• **GOAL**
Repeat the whole listing exactly.

• **DATA SUPPLIED**
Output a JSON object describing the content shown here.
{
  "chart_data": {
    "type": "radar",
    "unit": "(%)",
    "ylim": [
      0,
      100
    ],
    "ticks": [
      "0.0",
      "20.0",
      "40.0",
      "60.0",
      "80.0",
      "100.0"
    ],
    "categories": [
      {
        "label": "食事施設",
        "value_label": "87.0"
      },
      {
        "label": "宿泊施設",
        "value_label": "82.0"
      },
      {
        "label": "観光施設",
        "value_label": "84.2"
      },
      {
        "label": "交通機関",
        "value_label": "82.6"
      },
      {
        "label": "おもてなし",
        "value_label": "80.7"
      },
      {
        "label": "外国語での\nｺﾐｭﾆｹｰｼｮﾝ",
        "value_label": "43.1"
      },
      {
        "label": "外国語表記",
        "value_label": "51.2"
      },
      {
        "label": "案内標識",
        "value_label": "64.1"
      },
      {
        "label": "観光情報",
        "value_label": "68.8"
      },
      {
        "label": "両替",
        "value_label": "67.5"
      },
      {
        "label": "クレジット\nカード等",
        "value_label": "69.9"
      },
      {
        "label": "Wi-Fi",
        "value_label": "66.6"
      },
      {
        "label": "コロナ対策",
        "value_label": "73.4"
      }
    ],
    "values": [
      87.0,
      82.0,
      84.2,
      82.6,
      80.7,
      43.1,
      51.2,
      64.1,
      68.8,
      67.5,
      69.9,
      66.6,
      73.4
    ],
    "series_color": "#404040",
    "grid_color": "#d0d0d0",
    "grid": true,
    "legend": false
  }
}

• **RESULT FOR THIS TASK**
Output a JSON object describing the content shown here.
{
  "chart_data": {
    "type": "radar",
    "unit": "(%)",
    "ylim": [
      0,
      100
    ],
    "ticks": [
      "0.0",
      "20.0",
      "40.0",
      "60.0",
      "80.0",
      "100.0"
    ],
    "categories": [
      {
        "label": "食事施設",
        "value_label": "87.0"
      },
      {
        "label": "宿泊施設",
        "value_label": "82.0"
      },
      {
        "label": "観光施設",
        "value_label": "84.2"
      },
      {
        "label": "交通機関",
        "value_label": "82.6"
      },
      {
        "label": "おもてなし",
        "value_label": "80.7"
      },
      {
        "label": "外国語での\nｺﾐｭﾆｹｰｼｮﾝ",
        "value_label": "43.1"
      },
      {
        "label": "外国語表記",
        "value_label": "51.2"
      },
      {
        "label": "案内標識",
        "value_label": "64.1"
      },
      {
        "label": "観光情報",
        "value_label": "68.8"
      },
      {
        "label": "両替",
        "value_label": "67.5"
      },
      {
        "label": "クレジット\nカード等",
        "value_label": "69.9"
      },
      {
        "label": "Wi-Fi",
        "value_label": "66.6"
      },
      {
        "label": "コロナ対策",
        "value_label": "73.4"
      }
    ],
    "values": [
      87.0,
      82.0,
      84.2,
      82.6,
      80.7,
      43.1,
      51.2,
      64.1,
      68.8,
      67.5,
      69.9,
      66.6,
      73.4
    ],
    "series_color": "#404040",
    "grid_color": "#d0d0d0",
    "grid": true,
    "legend": false
  }
}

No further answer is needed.